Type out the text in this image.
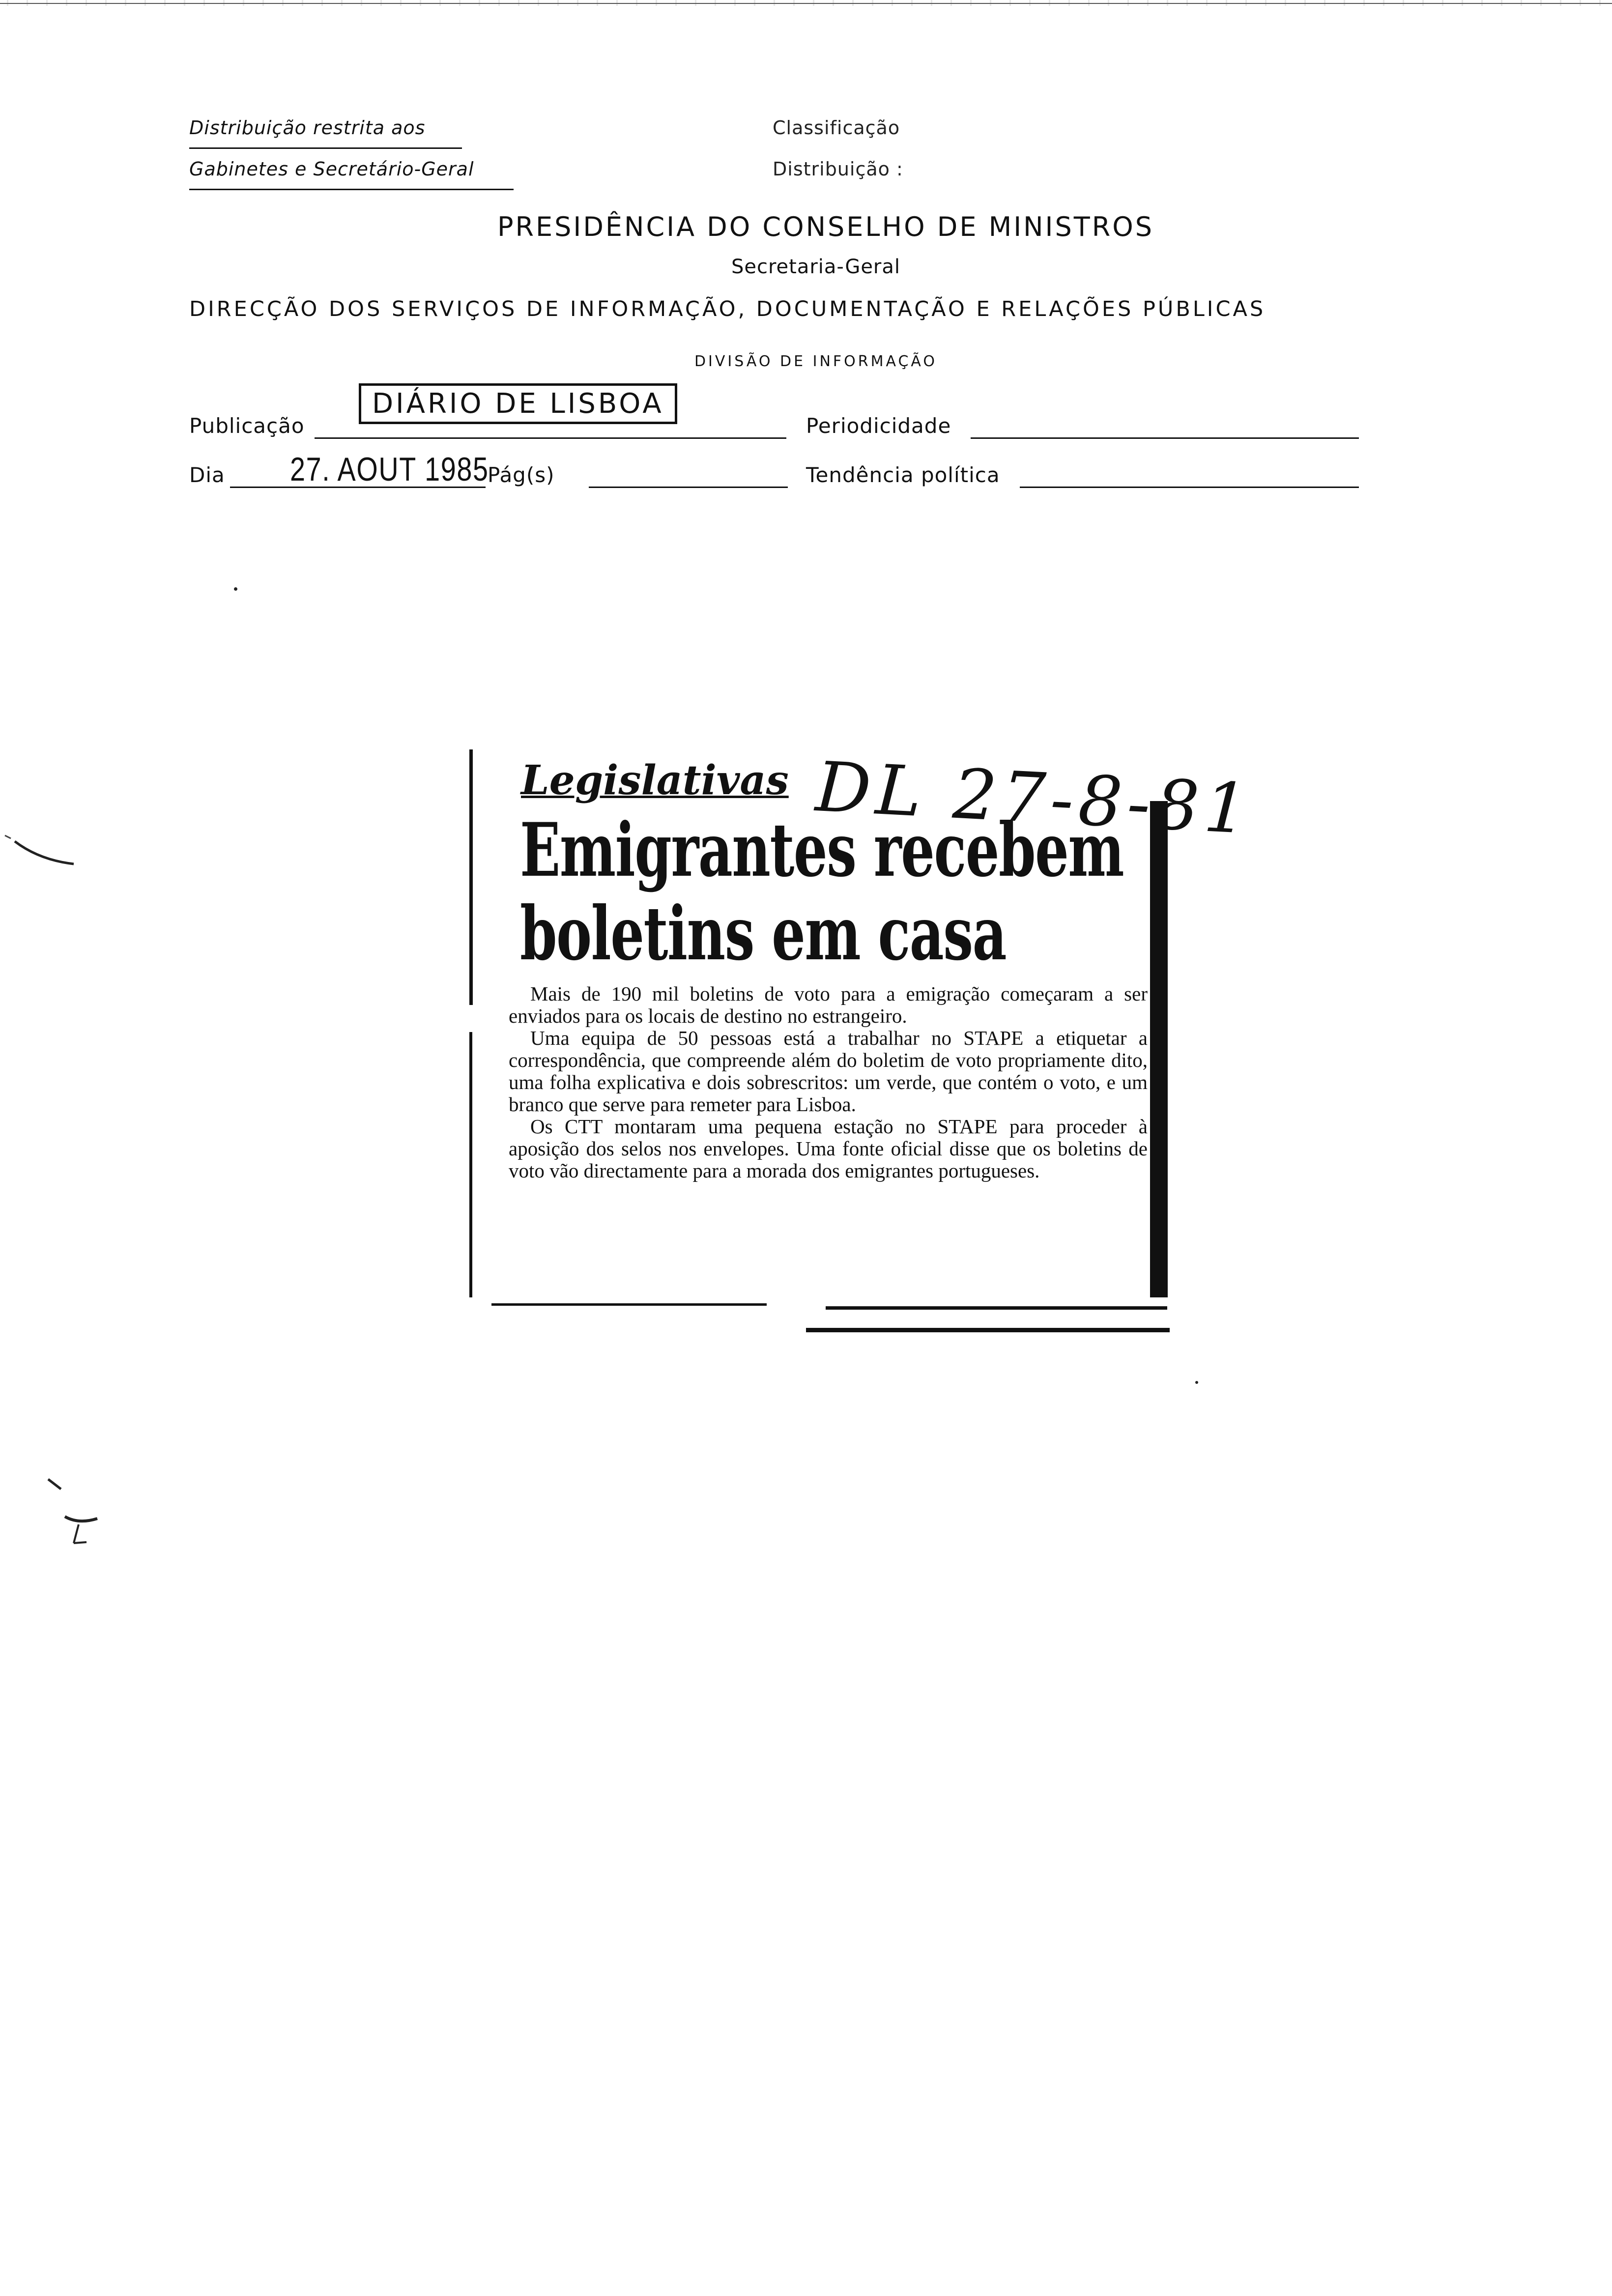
Distribuição restrita aos
Gabinetes e Secretário-Geral
Classificação
Distribuição :
PRESIDÊNCIA DO CONSELHO DE MINISTROS
Secretaria-Geral
DIRECÇÃO DOS SERVIÇOS DE INFORMAÇÃO, DOCUMENTAÇÃO E RELAÇÕES PÚBLICAS
DIVISÃO DE INFORMAÇÃO
Publicação
DIÁRIO DE LISBOA
Periodicidade
Dia 27. AOUT 1985
Pág(s)	Tendência política
Legislativas DL 27-8-81
Emigrantes recebem
boletins em casa

Mais de 190 mil boletins de voto para a emigração começaram a ser enviados para os locais de destino no estrangeiro.

Uma equipa de 50 pessoas está a trabalhar no STAPE a etiquetar a correspondência, que compreende além do boletim de voto propriamente dito, uma folha explicativa e dois sobrescritos: um verde, que contém o voto, e um branco que serve para remeter para Lisboa.

Os CTT montaram uma pequena estação no STAPE para proceder à aposição dos selos nos envelopes. Uma fonte oficial disse que os boletins de voto vão directamente para a morada dos emigrantes portugueses.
────────────────
## Work to be completed
Pick out the lines above containing the word "boletins", then copy them.

## Response to the task
boletins em casa
Mais de 190 mil boletins de voto para a emigração começaram a ser enviados para os locais de destino no estrangeiro.
Os CTT montaram uma pequena estação no STAPE para proceder à aposição dos selos nos envelopes. Uma fonte oficial disse que os boletins de voto vão directamente para a morada dos emigrantes portugueses.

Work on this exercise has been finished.